- [To be done]: Review the listing and copy each line that holds the word "マネーサプライ".

Dataset entries
···

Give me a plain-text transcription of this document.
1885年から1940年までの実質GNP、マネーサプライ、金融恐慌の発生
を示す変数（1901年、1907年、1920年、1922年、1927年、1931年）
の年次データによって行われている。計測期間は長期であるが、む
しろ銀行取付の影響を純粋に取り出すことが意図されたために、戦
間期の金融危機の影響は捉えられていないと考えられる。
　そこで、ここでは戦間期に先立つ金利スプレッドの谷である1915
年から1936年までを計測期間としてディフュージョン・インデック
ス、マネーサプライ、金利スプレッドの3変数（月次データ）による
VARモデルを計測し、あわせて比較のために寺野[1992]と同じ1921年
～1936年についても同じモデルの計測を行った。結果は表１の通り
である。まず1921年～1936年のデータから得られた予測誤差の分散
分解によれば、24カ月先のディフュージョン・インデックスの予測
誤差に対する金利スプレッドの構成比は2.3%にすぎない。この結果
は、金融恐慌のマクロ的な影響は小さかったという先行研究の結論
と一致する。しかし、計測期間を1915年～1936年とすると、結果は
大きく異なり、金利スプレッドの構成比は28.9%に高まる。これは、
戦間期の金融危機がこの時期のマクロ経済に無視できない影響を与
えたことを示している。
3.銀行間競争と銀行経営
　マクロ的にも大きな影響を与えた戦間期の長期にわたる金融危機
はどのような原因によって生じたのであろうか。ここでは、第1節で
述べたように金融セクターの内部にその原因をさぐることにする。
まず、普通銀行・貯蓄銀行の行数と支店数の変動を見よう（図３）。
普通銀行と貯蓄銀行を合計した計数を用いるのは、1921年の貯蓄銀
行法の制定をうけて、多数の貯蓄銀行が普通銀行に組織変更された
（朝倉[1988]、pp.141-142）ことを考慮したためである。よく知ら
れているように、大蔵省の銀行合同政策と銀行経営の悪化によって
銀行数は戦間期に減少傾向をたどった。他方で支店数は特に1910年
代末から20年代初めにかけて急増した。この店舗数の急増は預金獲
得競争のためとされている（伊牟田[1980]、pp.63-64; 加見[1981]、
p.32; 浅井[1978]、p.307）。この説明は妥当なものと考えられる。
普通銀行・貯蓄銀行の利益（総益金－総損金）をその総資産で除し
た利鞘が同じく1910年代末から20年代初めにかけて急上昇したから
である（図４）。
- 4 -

···

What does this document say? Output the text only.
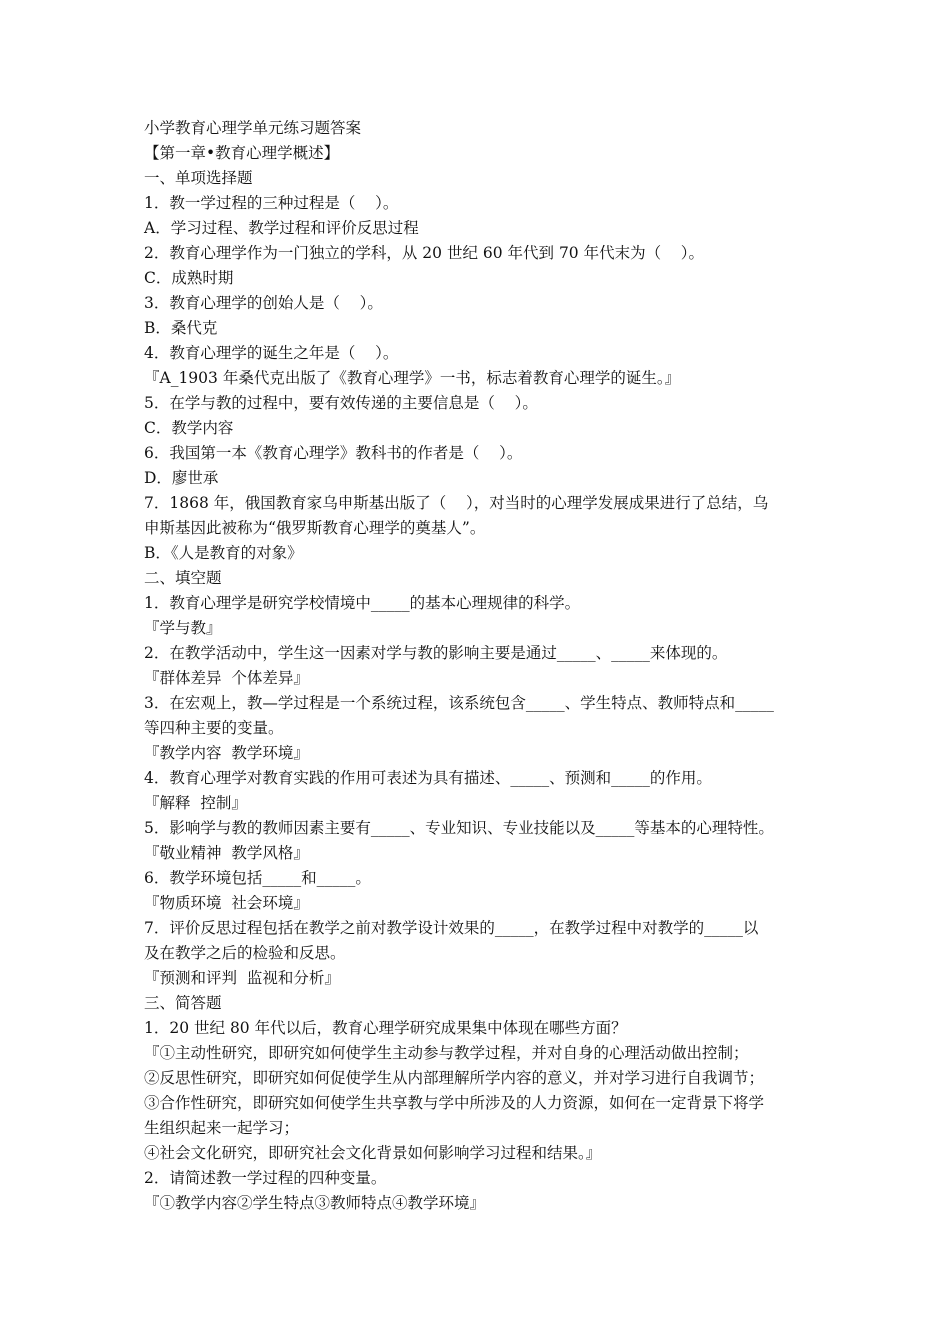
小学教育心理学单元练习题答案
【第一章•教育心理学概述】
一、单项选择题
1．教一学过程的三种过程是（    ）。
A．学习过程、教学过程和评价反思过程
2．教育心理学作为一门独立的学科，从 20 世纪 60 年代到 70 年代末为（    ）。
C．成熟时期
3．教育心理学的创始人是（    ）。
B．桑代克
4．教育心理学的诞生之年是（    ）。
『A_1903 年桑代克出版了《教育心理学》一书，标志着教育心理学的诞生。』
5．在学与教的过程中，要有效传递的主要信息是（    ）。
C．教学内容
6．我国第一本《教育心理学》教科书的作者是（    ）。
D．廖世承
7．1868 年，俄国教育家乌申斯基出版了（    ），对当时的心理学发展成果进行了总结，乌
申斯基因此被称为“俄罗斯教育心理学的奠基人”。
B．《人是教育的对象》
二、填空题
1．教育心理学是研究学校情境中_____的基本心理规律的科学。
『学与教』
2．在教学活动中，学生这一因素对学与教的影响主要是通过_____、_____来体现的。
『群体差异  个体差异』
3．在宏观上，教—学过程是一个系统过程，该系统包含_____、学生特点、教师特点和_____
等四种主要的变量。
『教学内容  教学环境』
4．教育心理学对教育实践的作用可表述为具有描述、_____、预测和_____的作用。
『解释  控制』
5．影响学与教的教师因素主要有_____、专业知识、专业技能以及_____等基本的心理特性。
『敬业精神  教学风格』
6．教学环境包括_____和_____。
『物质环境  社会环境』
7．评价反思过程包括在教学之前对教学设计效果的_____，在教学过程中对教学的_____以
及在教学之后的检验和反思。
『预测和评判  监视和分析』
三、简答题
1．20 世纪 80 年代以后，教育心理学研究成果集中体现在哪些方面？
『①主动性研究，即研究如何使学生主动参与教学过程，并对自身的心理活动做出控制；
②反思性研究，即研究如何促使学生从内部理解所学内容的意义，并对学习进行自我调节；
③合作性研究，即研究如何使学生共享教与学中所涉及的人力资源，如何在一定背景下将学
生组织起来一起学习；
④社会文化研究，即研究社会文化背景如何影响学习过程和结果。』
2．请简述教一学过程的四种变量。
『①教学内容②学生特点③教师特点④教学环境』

···

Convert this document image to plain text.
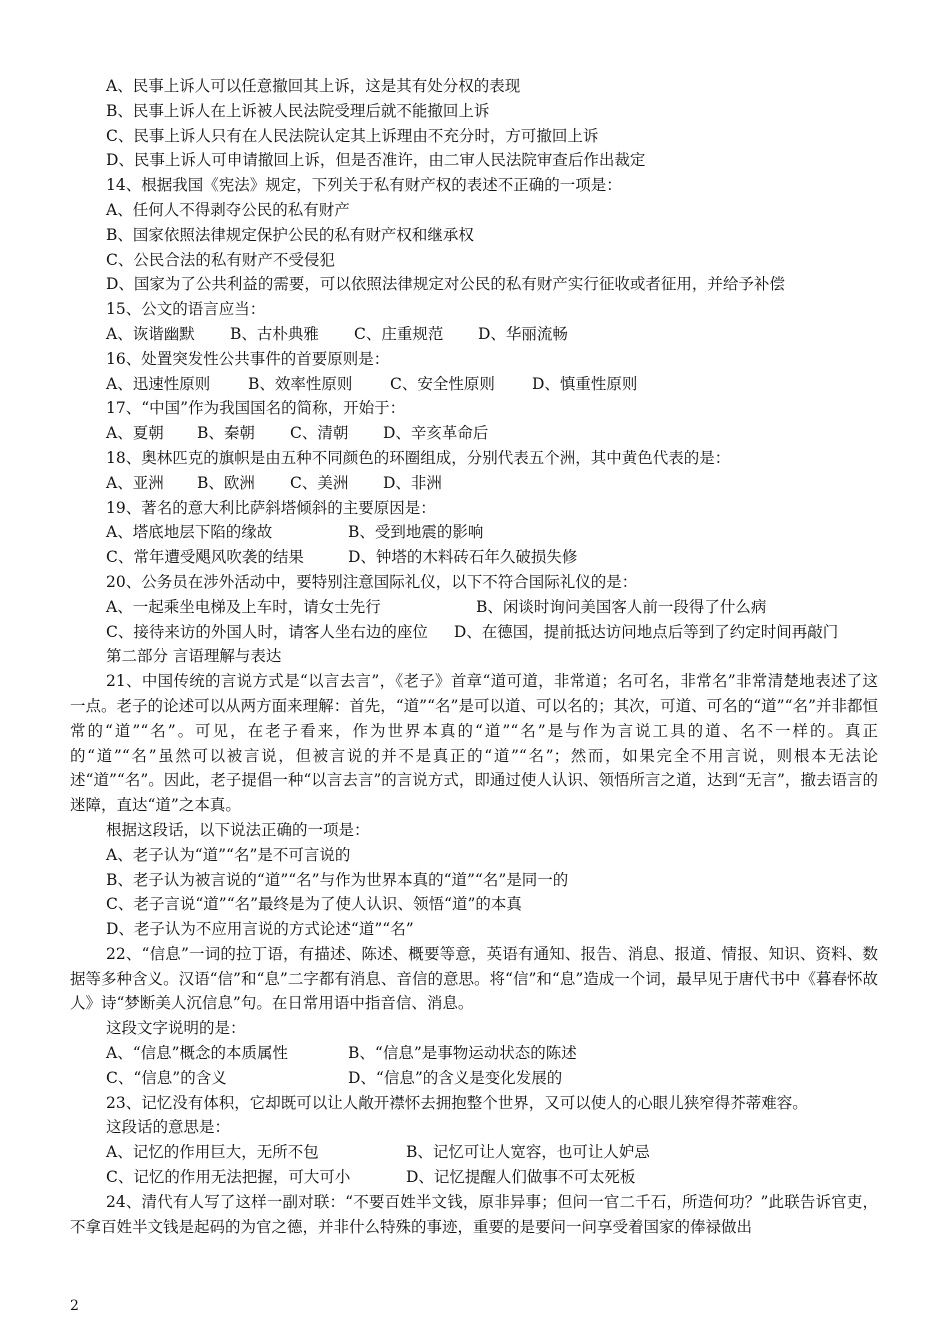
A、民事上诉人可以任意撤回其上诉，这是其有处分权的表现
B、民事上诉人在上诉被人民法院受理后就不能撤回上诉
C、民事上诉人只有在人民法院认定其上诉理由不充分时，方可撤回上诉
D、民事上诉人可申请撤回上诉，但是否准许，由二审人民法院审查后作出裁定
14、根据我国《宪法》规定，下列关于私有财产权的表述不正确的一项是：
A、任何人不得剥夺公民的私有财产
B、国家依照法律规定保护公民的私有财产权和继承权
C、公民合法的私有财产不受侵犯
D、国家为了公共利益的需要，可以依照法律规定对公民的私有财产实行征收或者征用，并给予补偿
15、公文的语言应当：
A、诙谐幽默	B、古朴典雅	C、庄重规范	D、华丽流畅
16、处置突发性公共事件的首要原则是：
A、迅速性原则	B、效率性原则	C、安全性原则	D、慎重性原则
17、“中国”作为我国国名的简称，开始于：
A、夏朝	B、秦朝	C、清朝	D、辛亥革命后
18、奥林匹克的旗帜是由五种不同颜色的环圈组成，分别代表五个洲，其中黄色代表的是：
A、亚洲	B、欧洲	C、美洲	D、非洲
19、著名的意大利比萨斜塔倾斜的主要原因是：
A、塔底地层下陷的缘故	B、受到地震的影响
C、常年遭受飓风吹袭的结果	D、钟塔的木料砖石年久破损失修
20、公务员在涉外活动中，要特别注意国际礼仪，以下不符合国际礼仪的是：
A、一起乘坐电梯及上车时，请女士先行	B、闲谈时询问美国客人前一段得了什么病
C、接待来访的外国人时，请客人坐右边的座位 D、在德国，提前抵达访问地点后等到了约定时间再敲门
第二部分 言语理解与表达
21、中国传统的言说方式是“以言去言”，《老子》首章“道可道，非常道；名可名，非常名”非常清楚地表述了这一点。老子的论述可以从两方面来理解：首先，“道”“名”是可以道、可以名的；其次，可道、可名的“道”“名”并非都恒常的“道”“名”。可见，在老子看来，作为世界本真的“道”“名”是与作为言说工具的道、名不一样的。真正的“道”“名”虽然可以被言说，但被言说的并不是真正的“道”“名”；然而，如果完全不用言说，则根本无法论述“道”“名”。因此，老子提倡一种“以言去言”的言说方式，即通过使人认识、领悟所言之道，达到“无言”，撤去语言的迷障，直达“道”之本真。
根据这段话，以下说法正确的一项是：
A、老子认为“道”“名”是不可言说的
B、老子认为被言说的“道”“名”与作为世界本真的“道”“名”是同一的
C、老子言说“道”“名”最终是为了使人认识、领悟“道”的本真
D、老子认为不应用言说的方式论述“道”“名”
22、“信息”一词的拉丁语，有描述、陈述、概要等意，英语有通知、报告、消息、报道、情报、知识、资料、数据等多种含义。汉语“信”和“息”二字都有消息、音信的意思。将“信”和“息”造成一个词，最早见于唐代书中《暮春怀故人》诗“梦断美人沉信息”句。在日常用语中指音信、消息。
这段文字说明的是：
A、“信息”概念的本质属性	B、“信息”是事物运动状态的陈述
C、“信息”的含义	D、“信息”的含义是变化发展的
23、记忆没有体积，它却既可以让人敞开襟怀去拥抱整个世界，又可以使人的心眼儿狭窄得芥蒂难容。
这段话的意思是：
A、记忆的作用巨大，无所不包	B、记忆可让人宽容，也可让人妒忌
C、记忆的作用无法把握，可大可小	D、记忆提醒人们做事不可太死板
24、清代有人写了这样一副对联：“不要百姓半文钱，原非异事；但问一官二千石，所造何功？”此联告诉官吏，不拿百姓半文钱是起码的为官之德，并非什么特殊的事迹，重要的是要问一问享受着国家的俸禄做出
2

···

- [Exercise answer]:
1885年から1940年までの実質GNP、マネーサプライ、金融恐慌の発生
ス、マネーサプライ、金利スプレッドの3変数（月次データ）による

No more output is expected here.